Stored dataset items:

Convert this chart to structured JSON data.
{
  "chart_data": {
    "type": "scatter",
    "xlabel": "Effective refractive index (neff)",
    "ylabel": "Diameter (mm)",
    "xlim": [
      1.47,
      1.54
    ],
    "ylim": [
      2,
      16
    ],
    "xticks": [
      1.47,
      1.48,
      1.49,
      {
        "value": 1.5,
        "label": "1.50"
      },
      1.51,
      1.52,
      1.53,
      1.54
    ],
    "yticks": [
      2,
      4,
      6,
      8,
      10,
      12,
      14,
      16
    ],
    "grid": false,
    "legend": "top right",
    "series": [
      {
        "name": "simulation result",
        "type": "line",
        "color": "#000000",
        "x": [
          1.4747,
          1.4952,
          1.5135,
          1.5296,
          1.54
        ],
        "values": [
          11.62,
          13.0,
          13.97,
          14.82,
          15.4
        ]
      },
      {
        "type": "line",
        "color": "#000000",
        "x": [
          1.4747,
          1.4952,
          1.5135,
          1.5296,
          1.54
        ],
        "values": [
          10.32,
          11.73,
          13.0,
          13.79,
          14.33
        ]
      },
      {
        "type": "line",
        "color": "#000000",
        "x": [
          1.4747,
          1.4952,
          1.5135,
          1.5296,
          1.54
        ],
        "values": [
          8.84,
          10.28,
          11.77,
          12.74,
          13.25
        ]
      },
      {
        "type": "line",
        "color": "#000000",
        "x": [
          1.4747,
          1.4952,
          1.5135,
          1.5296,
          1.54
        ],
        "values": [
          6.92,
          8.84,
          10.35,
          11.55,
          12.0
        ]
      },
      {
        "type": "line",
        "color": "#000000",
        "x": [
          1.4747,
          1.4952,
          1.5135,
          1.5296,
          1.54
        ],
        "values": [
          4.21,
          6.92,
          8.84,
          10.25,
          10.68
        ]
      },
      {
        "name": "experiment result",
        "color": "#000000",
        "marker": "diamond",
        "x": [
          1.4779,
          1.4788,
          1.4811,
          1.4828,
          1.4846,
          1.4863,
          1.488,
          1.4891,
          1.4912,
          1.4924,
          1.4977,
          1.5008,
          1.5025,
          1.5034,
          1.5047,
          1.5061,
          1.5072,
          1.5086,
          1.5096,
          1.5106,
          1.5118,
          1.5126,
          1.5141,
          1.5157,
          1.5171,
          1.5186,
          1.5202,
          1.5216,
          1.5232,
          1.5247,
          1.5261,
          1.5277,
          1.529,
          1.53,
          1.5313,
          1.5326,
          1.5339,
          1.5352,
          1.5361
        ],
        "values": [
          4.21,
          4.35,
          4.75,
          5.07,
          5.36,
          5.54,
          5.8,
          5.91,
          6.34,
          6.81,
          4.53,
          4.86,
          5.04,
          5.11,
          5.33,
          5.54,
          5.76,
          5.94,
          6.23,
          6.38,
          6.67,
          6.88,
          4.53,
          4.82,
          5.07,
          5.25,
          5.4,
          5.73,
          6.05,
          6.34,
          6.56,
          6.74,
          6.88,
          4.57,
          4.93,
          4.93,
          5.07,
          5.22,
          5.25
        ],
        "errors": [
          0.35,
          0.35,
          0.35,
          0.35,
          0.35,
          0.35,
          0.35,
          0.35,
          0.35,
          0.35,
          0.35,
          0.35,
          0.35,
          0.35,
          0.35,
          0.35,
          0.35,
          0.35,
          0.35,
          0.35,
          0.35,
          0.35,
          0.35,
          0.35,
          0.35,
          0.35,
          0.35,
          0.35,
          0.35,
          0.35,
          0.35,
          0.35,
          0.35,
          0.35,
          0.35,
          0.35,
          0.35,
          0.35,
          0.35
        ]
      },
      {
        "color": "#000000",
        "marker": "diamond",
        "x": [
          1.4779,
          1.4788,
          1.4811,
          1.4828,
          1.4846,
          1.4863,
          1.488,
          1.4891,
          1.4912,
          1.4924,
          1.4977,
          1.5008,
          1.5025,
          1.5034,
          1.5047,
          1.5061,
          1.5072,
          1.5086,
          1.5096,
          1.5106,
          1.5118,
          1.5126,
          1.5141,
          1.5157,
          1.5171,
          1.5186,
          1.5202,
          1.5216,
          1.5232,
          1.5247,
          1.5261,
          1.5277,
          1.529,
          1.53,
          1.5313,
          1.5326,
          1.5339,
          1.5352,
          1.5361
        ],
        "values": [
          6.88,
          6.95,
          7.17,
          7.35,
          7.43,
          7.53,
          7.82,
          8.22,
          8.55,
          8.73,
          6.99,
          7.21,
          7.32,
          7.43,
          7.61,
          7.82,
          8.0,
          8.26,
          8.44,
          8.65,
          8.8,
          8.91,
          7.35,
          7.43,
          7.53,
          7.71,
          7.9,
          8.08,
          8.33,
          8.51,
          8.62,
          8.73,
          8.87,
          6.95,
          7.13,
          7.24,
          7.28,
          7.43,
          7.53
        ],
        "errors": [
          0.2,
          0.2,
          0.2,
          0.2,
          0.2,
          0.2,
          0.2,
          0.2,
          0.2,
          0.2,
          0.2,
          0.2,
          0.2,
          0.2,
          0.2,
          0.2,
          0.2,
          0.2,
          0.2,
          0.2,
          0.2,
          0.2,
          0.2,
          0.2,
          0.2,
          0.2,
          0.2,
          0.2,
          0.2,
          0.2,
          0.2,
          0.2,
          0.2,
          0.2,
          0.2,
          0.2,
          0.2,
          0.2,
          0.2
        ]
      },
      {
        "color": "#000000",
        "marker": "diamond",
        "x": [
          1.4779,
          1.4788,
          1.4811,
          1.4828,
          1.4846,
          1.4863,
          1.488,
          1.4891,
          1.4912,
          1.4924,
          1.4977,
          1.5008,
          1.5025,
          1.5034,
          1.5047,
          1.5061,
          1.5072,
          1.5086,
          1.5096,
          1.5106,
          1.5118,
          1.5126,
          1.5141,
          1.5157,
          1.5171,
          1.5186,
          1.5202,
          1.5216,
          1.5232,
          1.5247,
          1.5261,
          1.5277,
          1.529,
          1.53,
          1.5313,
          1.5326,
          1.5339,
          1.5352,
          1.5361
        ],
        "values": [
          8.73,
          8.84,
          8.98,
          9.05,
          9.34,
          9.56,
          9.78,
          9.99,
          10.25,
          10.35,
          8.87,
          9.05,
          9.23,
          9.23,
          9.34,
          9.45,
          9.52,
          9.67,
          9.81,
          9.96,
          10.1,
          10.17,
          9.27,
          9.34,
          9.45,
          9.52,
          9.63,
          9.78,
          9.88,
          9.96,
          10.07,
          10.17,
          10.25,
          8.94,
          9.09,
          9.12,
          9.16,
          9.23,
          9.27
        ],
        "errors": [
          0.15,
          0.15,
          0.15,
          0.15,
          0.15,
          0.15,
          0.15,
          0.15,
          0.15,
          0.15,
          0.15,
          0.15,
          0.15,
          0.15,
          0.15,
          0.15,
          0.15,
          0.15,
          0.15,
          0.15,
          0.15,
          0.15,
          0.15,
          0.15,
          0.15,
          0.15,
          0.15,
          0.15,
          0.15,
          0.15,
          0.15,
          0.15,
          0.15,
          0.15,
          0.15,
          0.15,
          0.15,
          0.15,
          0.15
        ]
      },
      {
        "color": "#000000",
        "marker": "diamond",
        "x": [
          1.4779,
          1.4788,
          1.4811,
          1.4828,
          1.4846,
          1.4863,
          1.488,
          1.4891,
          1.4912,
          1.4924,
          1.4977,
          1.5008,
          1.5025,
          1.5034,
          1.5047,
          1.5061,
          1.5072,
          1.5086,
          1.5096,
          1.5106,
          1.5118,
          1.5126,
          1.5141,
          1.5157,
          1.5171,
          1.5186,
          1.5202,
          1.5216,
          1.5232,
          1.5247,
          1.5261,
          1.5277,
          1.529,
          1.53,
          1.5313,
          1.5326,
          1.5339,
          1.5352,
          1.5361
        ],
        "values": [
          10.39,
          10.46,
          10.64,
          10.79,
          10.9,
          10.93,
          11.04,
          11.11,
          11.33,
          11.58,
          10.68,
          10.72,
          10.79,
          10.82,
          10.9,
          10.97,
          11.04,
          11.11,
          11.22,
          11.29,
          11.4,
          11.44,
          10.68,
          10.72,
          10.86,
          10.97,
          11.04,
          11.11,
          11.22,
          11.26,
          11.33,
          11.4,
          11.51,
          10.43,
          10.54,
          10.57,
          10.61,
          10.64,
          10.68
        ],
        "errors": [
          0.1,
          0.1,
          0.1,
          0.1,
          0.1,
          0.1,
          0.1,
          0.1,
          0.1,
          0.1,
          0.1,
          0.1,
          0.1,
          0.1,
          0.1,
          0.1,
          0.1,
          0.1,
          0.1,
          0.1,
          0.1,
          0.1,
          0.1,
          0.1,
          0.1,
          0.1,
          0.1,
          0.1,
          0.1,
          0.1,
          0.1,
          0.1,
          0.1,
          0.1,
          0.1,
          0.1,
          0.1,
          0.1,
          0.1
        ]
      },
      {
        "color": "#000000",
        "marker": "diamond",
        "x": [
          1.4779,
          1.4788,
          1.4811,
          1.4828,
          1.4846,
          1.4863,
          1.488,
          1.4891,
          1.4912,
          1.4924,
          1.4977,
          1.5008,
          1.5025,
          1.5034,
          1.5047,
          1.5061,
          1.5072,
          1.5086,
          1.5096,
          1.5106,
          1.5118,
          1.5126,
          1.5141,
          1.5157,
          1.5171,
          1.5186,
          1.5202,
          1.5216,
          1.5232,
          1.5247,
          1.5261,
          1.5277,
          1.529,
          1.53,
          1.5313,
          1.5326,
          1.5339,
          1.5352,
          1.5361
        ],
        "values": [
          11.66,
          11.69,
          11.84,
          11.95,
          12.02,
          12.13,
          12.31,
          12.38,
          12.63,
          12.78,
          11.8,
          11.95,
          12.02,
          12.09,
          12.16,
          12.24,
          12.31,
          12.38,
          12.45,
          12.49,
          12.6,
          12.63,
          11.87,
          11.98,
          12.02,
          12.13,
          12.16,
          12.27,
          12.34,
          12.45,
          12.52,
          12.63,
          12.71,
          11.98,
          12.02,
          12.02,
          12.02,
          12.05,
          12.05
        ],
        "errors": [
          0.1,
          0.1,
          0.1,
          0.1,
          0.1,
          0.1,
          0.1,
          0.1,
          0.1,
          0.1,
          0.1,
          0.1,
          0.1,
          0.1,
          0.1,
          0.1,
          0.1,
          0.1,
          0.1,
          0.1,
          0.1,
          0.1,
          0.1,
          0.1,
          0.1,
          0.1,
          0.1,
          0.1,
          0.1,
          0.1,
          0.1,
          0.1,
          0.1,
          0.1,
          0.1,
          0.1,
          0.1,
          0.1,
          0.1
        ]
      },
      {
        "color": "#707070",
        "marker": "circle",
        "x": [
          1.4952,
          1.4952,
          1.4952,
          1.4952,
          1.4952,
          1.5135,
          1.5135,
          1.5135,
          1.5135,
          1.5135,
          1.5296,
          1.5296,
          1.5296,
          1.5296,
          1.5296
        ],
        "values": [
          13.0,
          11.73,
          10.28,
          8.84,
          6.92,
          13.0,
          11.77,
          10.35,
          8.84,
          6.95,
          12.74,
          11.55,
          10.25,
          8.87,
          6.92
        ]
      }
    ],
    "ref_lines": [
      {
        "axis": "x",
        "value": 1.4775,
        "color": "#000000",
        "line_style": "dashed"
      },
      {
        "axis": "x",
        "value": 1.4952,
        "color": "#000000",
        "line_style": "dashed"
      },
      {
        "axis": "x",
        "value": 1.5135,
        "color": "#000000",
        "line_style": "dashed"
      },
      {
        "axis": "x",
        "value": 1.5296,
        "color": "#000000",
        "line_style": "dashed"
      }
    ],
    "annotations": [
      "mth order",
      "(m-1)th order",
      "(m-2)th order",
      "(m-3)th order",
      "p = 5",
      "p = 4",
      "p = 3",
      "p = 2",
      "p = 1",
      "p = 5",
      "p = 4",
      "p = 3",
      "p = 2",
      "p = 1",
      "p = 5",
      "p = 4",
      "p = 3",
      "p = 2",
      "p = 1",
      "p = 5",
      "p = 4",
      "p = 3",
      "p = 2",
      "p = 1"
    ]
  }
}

### [Task details]
In the material above, show every line where the word "name" turns up.

### [Written solution]
        "name": "simulation result",
        "name": "experiment result",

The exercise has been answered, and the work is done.